=== RECORDED INFORMATION ===
________
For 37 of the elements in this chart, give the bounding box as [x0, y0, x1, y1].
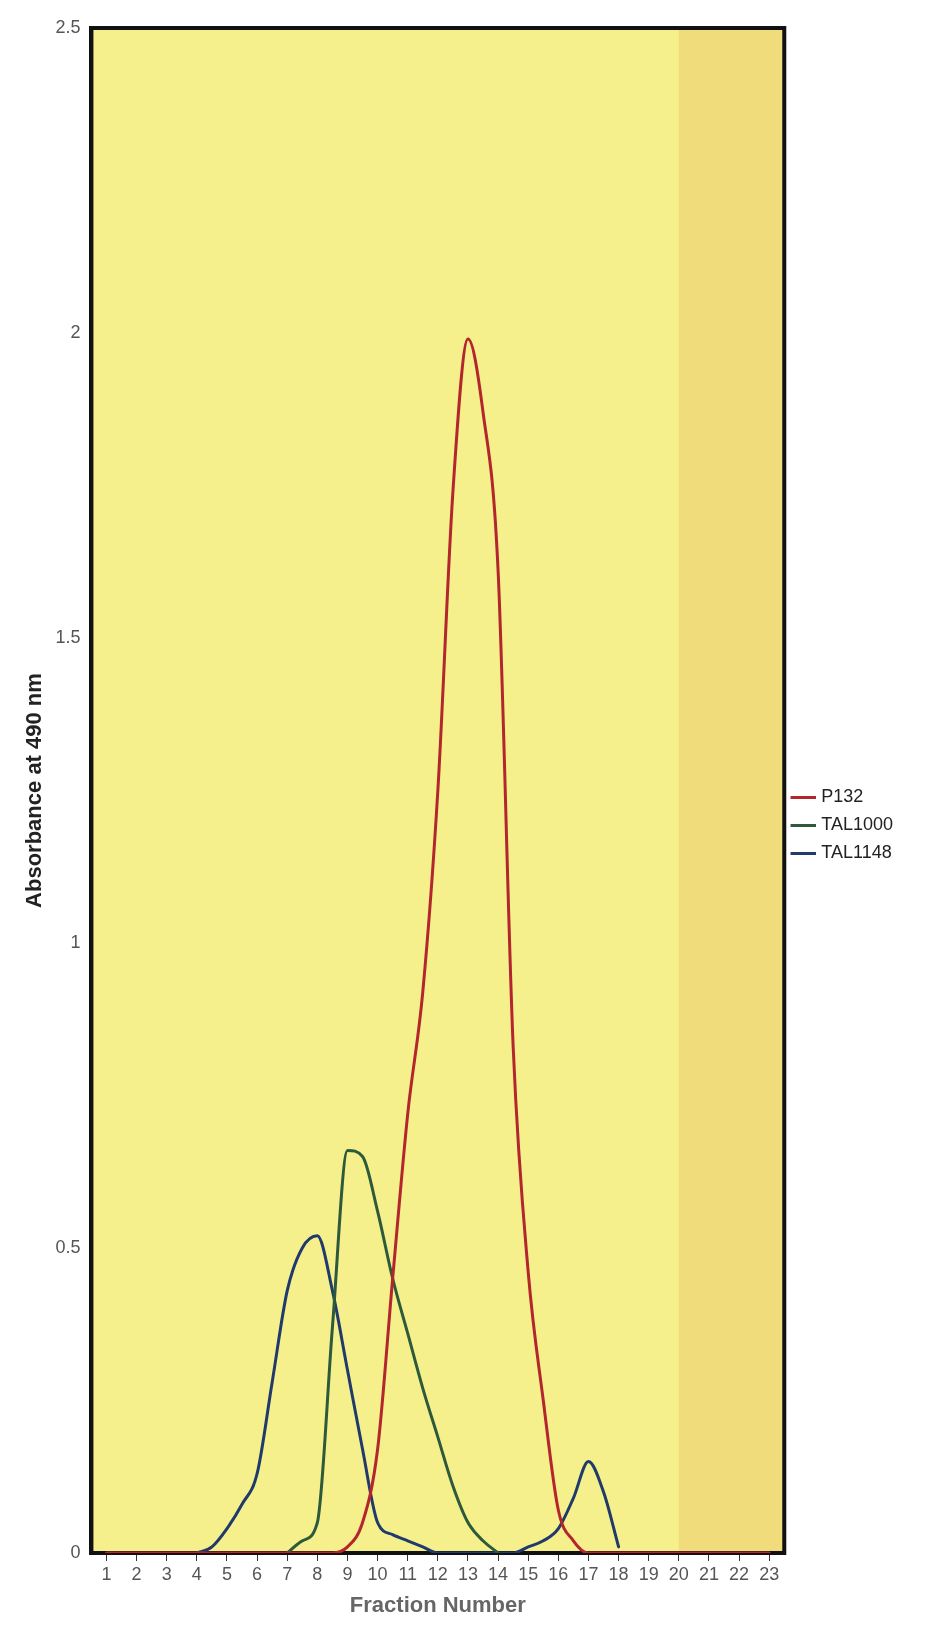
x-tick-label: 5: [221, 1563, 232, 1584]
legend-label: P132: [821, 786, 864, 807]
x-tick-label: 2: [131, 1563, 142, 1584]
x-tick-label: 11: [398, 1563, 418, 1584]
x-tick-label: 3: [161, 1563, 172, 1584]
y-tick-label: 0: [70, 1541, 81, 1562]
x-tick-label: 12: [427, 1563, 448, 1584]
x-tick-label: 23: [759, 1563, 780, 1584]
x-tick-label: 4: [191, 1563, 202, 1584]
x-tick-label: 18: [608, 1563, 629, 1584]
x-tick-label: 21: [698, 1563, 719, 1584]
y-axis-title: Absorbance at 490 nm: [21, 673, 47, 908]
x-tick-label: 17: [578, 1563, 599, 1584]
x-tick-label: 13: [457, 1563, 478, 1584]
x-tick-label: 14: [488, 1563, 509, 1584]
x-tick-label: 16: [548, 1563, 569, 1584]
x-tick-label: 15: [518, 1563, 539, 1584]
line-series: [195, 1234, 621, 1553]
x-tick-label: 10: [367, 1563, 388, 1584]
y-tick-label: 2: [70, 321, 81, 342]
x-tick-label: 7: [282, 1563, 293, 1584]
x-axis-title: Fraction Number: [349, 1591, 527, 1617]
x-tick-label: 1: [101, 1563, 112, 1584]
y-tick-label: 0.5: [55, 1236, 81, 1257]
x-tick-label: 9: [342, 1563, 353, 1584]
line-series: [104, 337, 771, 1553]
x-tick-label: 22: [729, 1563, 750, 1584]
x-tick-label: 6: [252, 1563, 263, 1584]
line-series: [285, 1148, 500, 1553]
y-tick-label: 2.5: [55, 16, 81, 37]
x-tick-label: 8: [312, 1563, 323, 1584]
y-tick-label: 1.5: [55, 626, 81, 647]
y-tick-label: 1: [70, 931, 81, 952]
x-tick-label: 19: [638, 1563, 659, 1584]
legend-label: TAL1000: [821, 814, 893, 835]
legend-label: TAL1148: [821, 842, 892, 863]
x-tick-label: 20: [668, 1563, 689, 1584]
________
=== DESCRIPTION OF THE TASK ===
Quote every line of the item above word for word, leaving out the picture.

=== THE OUTPUT ===
For 37 of the elements in this chart, give the bounding box as [x0, y0, x1, y1].
x-tick-label: 5: [221, 1563, 232, 1584]
legend-label: P132: [821, 786, 864, 807]
x-tick-label: 2: [131, 1563, 142, 1584]
x-tick-label: 11: [398, 1563, 418, 1584]
x-tick-label: 3: [161, 1563, 172, 1584]
y-tick-label: 0: [70, 1541, 81, 1562]
x-tick-label: 12: [427, 1563, 448, 1584]
x-tick-label: 23: [759, 1563, 780, 1584]
x-tick-label: 4: [191, 1563, 202, 1584]
x-tick-label: 18: [608, 1563, 629, 1584]
x-tick-label: 21: [698, 1563, 719, 1584]
y-axis-title: Absorbance at 490 nm: [21, 673, 47, 908]
x-tick-label: 17: [578, 1563, 599, 1584]
x-tick-label: 13: [457, 1563, 478, 1584]
x-tick-label: 14: [488, 1563, 509, 1584]
x-tick-label: 16: [548, 1563, 569, 1584]
x-tick-label: 15: [518, 1563, 539, 1584]
line-series: [195, 1234, 621, 1553]
x-tick-label: 10: [367, 1563, 388, 1584]
y-tick-label: 2: [70, 321, 81, 342]
x-tick-label: 7: [282, 1563, 293, 1584]
x-axis-title: Fraction Number: [349, 1591, 527, 1617]
x-tick-label: 1: [101, 1563, 112, 1584]
y-tick-label: 0.5: [55, 1236, 81, 1257]
x-tick-label: 9: [342, 1563, 353, 1584]
line-series: [104, 337, 771, 1553]
x-tick-label: 22: [729, 1563, 750, 1584]
x-tick-label: 6: [252, 1563, 263, 1584]
line-series: [285, 1148, 500, 1553]
y-tick-label: 2.5: [55, 16, 81, 37]
x-tick-label: 8: [312, 1563, 323, 1584]
y-tick-label: 1.5: [55, 626, 81, 647]
y-tick-label: 1: [70, 931, 81, 952]
x-tick-label: 19: [638, 1563, 659, 1584]
legend-label: TAL1000: [821, 814, 893, 835]
legend-label: TAL1148: [821, 842, 892, 863]
x-tick-label: 20: [668, 1563, 689, 1584]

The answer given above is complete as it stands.